- [Task directions]: From the listing below, copy every line with the word "Doskonalenie".

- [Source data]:
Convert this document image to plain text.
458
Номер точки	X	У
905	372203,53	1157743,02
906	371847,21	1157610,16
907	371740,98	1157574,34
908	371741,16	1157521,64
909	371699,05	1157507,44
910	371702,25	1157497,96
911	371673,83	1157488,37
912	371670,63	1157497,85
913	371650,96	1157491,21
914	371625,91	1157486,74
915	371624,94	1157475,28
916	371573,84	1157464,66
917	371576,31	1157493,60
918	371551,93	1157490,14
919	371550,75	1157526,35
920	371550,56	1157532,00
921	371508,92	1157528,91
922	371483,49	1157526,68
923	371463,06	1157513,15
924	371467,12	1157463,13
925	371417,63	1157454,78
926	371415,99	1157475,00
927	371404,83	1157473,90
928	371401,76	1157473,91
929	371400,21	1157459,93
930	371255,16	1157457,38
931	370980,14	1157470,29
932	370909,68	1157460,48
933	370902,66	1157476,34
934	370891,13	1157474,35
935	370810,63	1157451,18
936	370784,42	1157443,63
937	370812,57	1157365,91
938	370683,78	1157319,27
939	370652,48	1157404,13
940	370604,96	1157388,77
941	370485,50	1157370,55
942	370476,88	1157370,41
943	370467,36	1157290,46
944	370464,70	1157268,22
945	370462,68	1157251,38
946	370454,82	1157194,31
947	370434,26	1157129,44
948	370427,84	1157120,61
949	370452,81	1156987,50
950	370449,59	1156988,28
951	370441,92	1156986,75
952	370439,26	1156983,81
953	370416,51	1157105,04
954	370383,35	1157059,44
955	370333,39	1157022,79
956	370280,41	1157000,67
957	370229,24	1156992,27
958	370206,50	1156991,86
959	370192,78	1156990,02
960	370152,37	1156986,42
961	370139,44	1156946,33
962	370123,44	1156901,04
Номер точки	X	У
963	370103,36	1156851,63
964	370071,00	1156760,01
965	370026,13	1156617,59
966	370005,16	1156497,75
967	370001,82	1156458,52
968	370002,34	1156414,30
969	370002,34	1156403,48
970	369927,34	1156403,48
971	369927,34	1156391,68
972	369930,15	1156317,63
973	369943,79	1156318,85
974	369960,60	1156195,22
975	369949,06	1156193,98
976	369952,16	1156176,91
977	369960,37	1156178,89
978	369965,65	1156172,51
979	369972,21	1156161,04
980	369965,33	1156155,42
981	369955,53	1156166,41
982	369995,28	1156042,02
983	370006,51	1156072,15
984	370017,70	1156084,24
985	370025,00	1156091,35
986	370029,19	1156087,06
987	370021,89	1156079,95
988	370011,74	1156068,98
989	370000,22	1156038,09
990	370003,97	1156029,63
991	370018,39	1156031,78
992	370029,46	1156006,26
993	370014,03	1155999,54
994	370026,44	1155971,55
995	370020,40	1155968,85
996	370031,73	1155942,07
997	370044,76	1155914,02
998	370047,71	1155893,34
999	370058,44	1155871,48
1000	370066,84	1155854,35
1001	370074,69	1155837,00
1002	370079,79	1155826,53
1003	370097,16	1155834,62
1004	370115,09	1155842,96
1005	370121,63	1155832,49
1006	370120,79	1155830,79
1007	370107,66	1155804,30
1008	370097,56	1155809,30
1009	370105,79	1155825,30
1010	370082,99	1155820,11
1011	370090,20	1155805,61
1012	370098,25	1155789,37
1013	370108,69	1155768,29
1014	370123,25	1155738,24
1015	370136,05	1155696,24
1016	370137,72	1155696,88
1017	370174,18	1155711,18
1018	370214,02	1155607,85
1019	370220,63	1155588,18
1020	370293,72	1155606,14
---
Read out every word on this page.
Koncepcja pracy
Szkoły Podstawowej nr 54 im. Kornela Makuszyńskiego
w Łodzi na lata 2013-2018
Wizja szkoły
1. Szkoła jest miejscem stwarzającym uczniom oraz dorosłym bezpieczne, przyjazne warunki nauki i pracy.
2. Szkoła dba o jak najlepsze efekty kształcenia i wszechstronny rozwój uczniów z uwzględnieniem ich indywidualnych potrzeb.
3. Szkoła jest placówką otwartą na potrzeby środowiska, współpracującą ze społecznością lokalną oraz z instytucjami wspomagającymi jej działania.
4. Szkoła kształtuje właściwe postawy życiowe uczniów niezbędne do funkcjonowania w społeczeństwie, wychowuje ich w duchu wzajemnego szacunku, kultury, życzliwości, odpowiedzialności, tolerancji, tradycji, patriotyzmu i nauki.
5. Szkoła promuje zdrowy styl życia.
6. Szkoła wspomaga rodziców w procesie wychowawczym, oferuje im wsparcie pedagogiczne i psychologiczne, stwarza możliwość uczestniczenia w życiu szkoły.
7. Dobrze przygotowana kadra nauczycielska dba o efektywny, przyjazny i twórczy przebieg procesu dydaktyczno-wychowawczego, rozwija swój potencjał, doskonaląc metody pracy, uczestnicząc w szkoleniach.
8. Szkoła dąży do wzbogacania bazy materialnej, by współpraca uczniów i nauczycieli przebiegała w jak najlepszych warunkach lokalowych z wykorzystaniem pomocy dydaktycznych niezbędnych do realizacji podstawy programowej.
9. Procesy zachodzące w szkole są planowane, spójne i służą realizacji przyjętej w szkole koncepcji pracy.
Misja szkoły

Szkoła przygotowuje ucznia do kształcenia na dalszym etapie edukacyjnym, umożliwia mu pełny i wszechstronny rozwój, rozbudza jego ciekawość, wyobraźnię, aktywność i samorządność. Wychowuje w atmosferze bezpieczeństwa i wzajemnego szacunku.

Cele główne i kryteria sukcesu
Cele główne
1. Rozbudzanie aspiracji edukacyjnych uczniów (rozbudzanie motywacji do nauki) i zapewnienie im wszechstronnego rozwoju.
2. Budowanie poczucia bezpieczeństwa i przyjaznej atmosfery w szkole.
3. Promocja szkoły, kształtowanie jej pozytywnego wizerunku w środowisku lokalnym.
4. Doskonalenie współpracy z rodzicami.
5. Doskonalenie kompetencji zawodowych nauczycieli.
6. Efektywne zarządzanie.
...
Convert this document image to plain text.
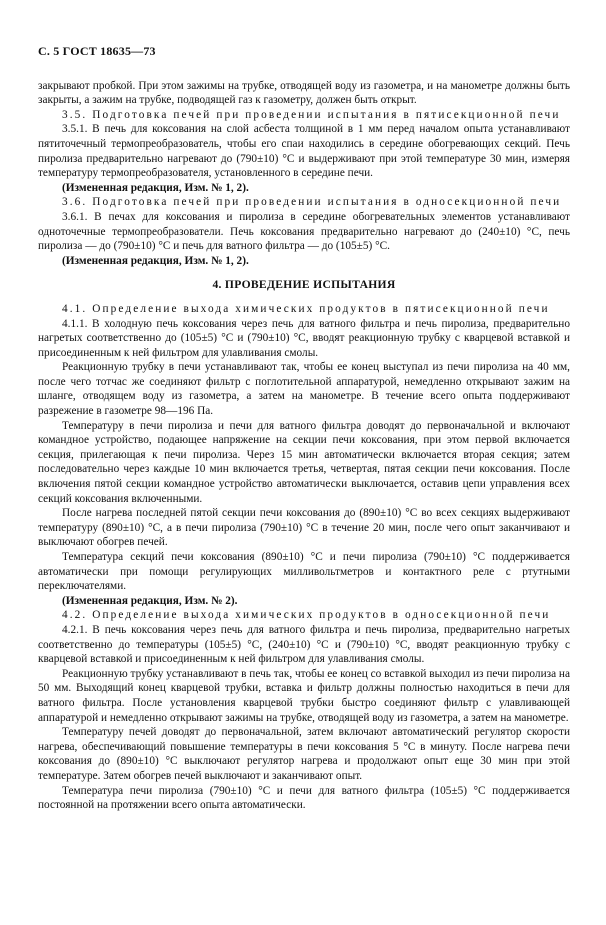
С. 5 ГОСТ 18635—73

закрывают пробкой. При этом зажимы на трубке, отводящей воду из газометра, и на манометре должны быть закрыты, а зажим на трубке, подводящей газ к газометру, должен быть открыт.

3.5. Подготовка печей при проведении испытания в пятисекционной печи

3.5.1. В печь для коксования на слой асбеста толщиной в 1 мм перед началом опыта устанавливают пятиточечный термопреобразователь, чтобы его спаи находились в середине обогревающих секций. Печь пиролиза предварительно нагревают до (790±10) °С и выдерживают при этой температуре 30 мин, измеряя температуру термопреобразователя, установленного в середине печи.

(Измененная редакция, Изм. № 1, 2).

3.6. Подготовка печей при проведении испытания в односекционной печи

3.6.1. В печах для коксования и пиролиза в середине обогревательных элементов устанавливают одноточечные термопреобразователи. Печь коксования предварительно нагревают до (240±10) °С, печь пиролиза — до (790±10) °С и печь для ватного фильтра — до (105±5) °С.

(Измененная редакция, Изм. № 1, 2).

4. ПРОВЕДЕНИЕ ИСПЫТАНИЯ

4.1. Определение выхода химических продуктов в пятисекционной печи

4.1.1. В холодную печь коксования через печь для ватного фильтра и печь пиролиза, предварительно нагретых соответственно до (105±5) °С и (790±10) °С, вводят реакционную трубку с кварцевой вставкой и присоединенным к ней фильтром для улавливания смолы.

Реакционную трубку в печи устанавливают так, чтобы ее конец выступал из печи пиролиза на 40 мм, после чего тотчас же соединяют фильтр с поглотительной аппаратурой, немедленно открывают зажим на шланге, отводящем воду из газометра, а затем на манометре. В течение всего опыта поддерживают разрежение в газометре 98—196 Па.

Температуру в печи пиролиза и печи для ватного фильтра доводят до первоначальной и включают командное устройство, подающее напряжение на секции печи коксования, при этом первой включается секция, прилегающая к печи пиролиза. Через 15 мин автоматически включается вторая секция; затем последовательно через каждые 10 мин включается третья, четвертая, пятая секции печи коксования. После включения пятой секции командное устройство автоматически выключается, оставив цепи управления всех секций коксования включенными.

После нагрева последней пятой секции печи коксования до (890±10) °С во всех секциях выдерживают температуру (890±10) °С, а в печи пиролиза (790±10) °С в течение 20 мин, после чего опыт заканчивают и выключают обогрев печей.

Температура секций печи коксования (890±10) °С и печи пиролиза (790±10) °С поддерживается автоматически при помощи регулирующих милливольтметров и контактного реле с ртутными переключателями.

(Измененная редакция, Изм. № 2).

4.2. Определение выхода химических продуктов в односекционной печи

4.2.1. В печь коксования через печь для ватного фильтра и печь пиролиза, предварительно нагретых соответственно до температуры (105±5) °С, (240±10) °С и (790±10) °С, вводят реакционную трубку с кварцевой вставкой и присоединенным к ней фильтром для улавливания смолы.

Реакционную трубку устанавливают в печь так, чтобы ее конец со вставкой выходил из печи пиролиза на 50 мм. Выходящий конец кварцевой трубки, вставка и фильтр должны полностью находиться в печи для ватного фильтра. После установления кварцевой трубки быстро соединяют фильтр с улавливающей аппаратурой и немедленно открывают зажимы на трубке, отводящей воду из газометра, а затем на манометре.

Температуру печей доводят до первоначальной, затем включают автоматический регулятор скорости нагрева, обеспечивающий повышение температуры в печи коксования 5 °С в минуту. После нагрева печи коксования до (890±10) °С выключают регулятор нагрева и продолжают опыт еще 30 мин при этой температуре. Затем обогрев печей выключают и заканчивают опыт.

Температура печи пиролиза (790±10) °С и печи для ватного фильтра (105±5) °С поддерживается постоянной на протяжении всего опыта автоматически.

- [The output]:
4. Doskonalenie współpracy z rodzicami.
5. Doskonalenie kompetencji zawodowych nauczycieli.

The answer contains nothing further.